--- start ---

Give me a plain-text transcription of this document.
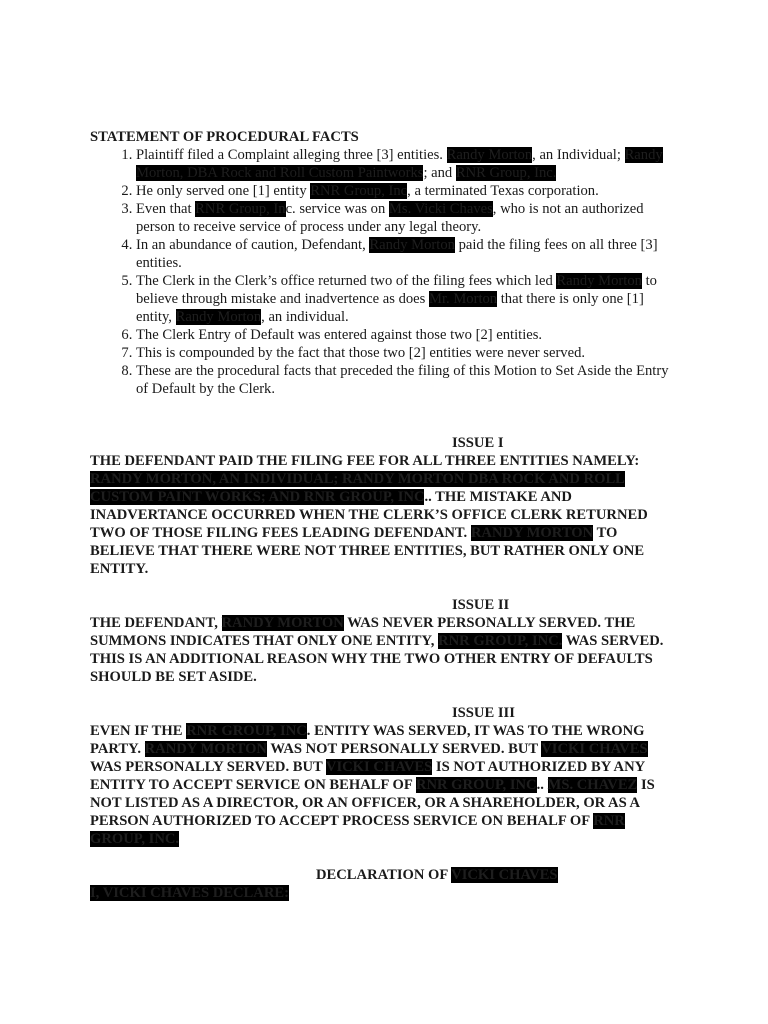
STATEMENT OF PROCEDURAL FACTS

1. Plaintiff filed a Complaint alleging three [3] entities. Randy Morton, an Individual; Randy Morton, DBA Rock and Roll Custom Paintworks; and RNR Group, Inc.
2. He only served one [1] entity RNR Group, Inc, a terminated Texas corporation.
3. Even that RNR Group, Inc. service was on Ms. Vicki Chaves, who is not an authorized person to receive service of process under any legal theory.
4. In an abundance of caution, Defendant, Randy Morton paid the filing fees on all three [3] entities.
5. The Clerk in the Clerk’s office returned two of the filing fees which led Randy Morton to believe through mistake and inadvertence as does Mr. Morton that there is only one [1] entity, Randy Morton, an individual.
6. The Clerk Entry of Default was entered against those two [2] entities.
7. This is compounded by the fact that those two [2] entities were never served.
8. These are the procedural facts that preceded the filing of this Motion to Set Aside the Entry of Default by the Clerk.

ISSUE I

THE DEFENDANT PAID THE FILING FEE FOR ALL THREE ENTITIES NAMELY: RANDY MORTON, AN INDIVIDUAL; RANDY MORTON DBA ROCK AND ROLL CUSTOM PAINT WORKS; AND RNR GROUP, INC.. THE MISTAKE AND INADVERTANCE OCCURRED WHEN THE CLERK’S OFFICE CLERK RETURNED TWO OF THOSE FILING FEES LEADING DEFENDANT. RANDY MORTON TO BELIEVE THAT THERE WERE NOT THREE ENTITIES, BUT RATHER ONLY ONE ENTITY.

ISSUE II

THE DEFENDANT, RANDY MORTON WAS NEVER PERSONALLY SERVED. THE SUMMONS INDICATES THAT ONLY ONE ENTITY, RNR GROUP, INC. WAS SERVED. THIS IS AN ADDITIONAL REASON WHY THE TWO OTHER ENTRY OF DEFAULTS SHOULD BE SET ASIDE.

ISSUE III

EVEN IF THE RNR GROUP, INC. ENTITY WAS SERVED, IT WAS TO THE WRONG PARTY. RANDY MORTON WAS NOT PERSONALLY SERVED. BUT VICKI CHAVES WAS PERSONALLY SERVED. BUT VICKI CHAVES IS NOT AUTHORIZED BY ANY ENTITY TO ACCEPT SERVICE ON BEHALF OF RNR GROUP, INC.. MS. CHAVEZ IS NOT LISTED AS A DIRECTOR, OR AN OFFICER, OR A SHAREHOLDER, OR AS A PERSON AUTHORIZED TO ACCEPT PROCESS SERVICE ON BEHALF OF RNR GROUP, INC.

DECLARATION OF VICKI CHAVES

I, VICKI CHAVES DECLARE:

--- end ---

EXERCISE: Without the pictures, reproduce every line of the records above exactly.

THE OUTPUT:
Give me a plain-text transcription of this document.
STATEMENT OF PROCEDURAL FACTS

1. Plaintiff filed a Complaint alleging three [3] entities. Randy Morton, an Individual; Randy Morton, DBA Rock and Roll Custom Paintworks; and RNR Group, Inc.
2. He only served one [1] entity RNR Group, Inc, a terminated Texas corporation.
3. Even that RNR Group, Inc. service was on Ms. Vicki Chaves, who is not an authorized person to receive service of process under any legal theory.
4. In an abundance of caution, Defendant, Randy Morton paid the filing fees on all three [3] entities.
5. The Clerk in the Clerk’s office returned two of the filing fees which led Randy Morton to believe through mistake and inadvertence as does Mr. Morton that there is only one [1] entity, Randy Morton, an individual.
6. The Clerk Entry of Default was entered against those two [2] entities.
7. This is compounded by the fact that those two [2] entities were never served.
8. These are the procedural facts that preceded the filing of this Motion to Set Aside the Entry of Default by the Clerk.

ISSUE I

THE DEFENDANT PAID THE FILING FEE FOR ALL THREE ENTITIES NAMELY: RANDY MORTON, AN INDIVIDUAL; RANDY MORTON DBA ROCK AND ROLL CUSTOM PAINT WORKS; AND RNR GROUP, INC.. THE MISTAKE AND INADVERTANCE OCCURRED WHEN THE CLERK’S OFFICE CLERK RETURNED TWO OF THOSE FILING FEES LEADING DEFENDANT. RANDY MORTON TO BELIEVE THAT THERE WERE NOT THREE ENTITIES, BUT RATHER ONLY ONE ENTITY.

ISSUE II

THE DEFENDANT, RANDY MORTON WAS NEVER PERSONALLY SERVED. THE SUMMONS INDICATES THAT ONLY ONE ENTITY, RNR GROUP, INC. WAS SERVED. THIS IS AN ADDITIONAL REASON WHY THE TWO OTHER ENTRY OF DEFAULTS SHOULD BE SET ASIDE.

ISSUE III

EVEN IF THE RNR GROUP, INC. ENTITY WAS SERVED, IT WAS TO THE WRONG PARTY. RANDY MORTON WAS NOT PERSONALLY SERVED. BUT VICKI CHAVES WAS PERSONALLY SERVED. BUT VICKI CHAVES IS NOT AUTHORIZED BY ANY ENTITY TO ACCEPT SERVICE ON BEHALF OF RNR GROUP, INC.. MS. CHAVEZ IS NOT LISTED AS A DIRECTOR, OR AN OFFICER, OR A SHAREHOLDER, OR AS A PERSON AUTHORIZED TO ACCEPT PROCESS SERVICE ON BEHALF OF RNR GROUP, INC.

DECLARATION OF VICKI CHAVES

I, VICKI CHAVES DECLARE:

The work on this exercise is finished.